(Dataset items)
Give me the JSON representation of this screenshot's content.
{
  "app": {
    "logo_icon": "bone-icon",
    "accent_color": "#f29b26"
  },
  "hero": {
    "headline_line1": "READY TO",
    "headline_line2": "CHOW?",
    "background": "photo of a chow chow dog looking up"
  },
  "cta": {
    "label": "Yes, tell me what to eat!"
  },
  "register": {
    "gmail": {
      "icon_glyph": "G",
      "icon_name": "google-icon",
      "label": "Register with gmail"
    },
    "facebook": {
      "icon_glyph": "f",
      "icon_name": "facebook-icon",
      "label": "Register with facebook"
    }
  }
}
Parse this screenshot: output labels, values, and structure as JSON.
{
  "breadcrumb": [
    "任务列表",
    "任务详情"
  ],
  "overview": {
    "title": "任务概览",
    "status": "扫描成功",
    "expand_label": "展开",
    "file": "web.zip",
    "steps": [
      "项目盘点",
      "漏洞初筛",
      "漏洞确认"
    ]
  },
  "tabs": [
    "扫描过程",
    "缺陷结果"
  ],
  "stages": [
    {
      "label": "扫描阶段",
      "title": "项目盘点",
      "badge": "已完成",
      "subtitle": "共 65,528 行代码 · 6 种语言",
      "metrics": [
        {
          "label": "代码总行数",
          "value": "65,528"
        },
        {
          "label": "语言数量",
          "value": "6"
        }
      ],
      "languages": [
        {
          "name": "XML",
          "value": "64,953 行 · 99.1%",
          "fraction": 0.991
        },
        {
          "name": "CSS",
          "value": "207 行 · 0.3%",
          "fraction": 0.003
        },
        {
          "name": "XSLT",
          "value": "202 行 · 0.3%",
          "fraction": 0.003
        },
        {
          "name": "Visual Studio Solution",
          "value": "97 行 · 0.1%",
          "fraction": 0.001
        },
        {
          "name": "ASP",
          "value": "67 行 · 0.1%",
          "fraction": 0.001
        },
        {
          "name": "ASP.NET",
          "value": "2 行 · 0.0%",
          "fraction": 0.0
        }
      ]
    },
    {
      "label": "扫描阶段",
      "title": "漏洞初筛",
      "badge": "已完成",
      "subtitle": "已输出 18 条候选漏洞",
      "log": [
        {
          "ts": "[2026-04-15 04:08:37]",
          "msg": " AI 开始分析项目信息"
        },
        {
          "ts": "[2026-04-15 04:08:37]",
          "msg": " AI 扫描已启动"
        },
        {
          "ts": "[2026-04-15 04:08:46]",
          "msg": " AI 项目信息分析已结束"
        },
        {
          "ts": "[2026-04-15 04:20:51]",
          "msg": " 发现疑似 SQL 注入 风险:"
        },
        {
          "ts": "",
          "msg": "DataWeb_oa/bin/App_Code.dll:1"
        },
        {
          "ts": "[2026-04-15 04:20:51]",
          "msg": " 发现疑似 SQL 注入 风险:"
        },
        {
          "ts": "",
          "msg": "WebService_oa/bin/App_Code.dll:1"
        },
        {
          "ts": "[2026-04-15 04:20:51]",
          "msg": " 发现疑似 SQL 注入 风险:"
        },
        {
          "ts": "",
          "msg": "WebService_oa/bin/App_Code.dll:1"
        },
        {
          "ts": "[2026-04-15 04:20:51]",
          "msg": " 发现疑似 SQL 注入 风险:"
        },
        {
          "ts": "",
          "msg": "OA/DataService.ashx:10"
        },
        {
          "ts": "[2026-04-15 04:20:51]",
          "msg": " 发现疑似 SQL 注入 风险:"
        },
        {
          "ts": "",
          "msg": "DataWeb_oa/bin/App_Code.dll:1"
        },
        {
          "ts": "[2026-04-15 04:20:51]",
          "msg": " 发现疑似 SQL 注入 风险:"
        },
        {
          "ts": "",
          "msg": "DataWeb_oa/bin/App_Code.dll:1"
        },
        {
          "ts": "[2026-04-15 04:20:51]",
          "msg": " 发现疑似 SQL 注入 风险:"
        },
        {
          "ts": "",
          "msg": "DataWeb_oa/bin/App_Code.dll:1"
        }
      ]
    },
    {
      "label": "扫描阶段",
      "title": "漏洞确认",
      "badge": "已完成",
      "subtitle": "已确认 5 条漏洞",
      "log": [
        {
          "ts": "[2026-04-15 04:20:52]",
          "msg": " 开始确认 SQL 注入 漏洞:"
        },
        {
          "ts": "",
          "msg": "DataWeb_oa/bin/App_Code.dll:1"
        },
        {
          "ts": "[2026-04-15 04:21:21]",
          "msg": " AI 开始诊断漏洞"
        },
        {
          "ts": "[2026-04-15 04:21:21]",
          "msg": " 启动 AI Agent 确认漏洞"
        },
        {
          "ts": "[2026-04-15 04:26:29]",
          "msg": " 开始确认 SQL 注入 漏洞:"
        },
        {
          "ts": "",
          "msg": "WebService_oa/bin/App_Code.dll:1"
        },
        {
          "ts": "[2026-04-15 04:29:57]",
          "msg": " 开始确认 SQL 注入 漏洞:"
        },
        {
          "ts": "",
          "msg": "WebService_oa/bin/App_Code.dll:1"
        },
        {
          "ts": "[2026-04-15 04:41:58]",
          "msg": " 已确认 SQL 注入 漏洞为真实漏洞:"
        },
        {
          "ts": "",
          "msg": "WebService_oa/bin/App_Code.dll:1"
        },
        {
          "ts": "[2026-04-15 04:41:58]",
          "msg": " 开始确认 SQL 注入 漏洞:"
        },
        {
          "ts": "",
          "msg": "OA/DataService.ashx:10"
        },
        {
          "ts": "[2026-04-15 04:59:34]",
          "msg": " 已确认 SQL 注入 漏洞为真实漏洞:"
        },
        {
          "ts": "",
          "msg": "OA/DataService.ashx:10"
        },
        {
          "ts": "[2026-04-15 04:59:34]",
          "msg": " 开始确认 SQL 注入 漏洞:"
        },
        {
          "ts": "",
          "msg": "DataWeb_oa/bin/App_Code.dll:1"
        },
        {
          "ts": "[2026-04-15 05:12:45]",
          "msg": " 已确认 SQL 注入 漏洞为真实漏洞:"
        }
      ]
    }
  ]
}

● CHALLENGE: From the listing above, extract every line exactly as it stands.

● FINISHED EXERCISE:
Give me the JSON representation of this screenshot's content.
{
  "app": {
    "logo_icon": "bone-icon",
    "accent_color": "#f29b26"
  },
  "hero": {
    "headline_line1": "READY TO",
    "headline_line2": "CHOW?",
    "background": "photo of a chow chow dog looking up"
  },
  "cta": {
    "label": "Yes, tell me what to eat!"
  },
  "register": {
    "gmail": {
      "icon_glyph": "G",
      "icon_name": "google-icon",
      "label": "Register with gmail"
    },
    "facebook": {
      "icon_glyph": "f",
      "icon_name": "facebook-icon",
      "label": "Register with facebook"
    }
  }
}
Parse this screenshot: output labels, values, and structure as JSON.
{
  "breadcrumb": [
    "任务列表",
    "任务详情"
  ],
  "overview": {
    "title": "任务概览",
    "status": "扫描成功",
    "expand_label": "展开",
    "file": "web.zip",
    "steps": [
      "项目盘点",
      "漏洞初筛",
      "漏洞确认"
    ]
  },
  "tabs": [
    "扫描过程",
    "缺陷结果"
  ],
  "stages": [
    {
      "label": "扫描阶段",
      "title": "项目盘点",
      "badge": "已完成",
      "subtitle": "共 65,528 行代码 · 6 种语言",
      "metrics": [
        {
          "label": "代码总行数",
          "value": "65,528"
        },
        {
          "label": "语言数量",
          "value": "6"
        }
      ],
      "languages": [
        {
          "name": "XML",
          "value": "64,953 行 · 99.1%",
          "fraction": 0.991
        },
        {
          "name": "CSS",
          "value": "207 行 · 0.3%",
          "fraction": 0.003
        },
        {
          "name": "XSLT",
          "value": "202 行 · 0.3%",
          "fraction": 0.003
        },
        {
          "name": "Visual Studio Solution",
          "value": "97 行 · 0.1%",
          "fraction": 0.001
        },
        {
          "name": "ASP",
          "value": "67 行 · 0.1%",
          "fraction": 0.001
        },
        {
          "name": "ASP.NET",
          "value": "2 行 · 0.0%",
          "fraction": 0.0
        }
      ]
    },
    {
      "label": "扫描阶段",
      "title": "漏洞初筛",
      "badge": "已完成",
      "subtitle": "已输出 18 条候选漏洞",
      "log": [
        {
          "ts": "[2026-04-15 04:08:37]",
          "msg": " AI 开始分析项目信息"
        },
        {
          "ts": "[2026-04-15 04:08:37]",
          "msg": " AI 扫描已启动"
        },
        {
          "ts": "[2026-04-15 04:08:46]",
          "msg": " AI 项目信息分析已结束"
        },
        {
          "ts": "[2026-04-15 04:20:51]",
          "msg": " 发现疑似 SQL 注入 风险:"
        },
        {
          "ts": "",
          "msg": "DataWeb_oa/bin/App_Code.dll:1"
        },
        {
          "ts": "[2026-04-15 04:20:51]",
          "msg": " 发现疑似 SQL 注入 风险:"
        },
        {
          "ts": "",
          "msg": "WebService_oa/bin/App_Code.dll:1"
        },
        {
          "ts": "[2026-04-15 04:20:51]",
          "msg": " 发现疑似 SQL 注入 风险:"
        },
        {
          "ts": "",
          "msg": "WebService_oa/bin/App_Code.dll:1"
        },
        {
          "ts": "[2026-04-15 04:20:51]",
          "msg": " 发现疑似 SQL 注入 风险:"
        },
        {
          "ts": "",
          "msg": "OA/DataService.ashx:10"
        },
        {
          "ts": "[2026-04-15 04:20:51]",
          "msg": " 发现疑似 SQL 注入 风险:"
        },
        {
          "ts": "",
          "msg": "DataWeb_oa/bin/App_Code.dll:1"
        },
        {
          "ts": "[2026-04-15 04:20:51]",
          "msg": " 发现疑似 SQL 注入 风险:"
        },
        {
          "ts": "",
          "msg": "DataWeb_oa/bin/App_Code.dll:1"
        },
        {
          "ts": "[2026-04-15 04:20:51]",
          "msg": " 发现疑似 SQL 注入 风险:"
        },
        {
          "ts": "",
          "msg": "DataWeb_oa/bin/App_Code.dll:1"
        }
      ]
    },
    {
      "label": "扫描阶段",
      "title": "漏洞确认",
      "badge": "已完成",
      "subtitle": "已确认 5 条漏洞",
      "log": [
        {
          "ts": "[2026-04-15 04:20:52]",
          "msg": " 开始确认 SQL 注入 漏洞:"
        },
        {
          "ts": "",
          "msg": "DataWeb_oa/bin/App_Code.dll:1"
        },
        {
          "ts": "[2026-04-15 04:21:21]",
          "msg": " AI 开始诊断漏洞"
        },
        {
          "ts": "[2026-04-15 04:21:21]",
          "msg": " 启动 AI Agent 确认漏洞"
        },
        {
          "ts": "[2026-04-15 04:26:29]",
          "msg": " 开始确认 SQL 注入 漏洞:"
        },
        {
          "ts": "",
          "msg": "WebService_oa/bin/App_Code.dll:1"
        },
        {
          "ts": "[2026-04-15 04:29:57]",
          "msg": " 开始确认 SQL 注入 漏洞:"
        },
        {
          "ts": "",
          "msg": "WebService_oa/bin/App_Code.dll:1"
        },
        {
          "ts": "[2026-04-15 04:41:58]",
          "msg": " 已确认 SQL 注入 漏洞为真实漏洞:"
        },
        {
          "ts": "",
          "msg": "WebService_oa/bin/App_Code.dll:1"
        },
        {
          "ts": "[2026-04-15 04:41:58]",
          "msg": " 开始确认 SQL 注入 漏洞:"
        },
        {
          "ts": "",
          "msg": "OA/DataService.ashx:10"
        },
        {
          "ts": "[2026-04-15 04:59:34]",
          "msg": " 已确认 SQL 注入 漏洞为真实漏洞:"
        },
        {
          "ts": "",
          "msg": "OA/DataService.ashx:10"
        },
        {
          "ts": "[2026-04-15 04:59:34]",
          "msg": " 开始确认 SQL 注入 漏洞:"
        },
        {
          "ts": "",
          "msg": "DataWeb_oa/bin/App_Code.dll:1"
        },
        {
          "ts": "[2026-04-15 05:12:45]",
          "msg": " 已确认 SQL 注入 漏洞为真实漏洞:"
        }
      ]
    }
  ]
}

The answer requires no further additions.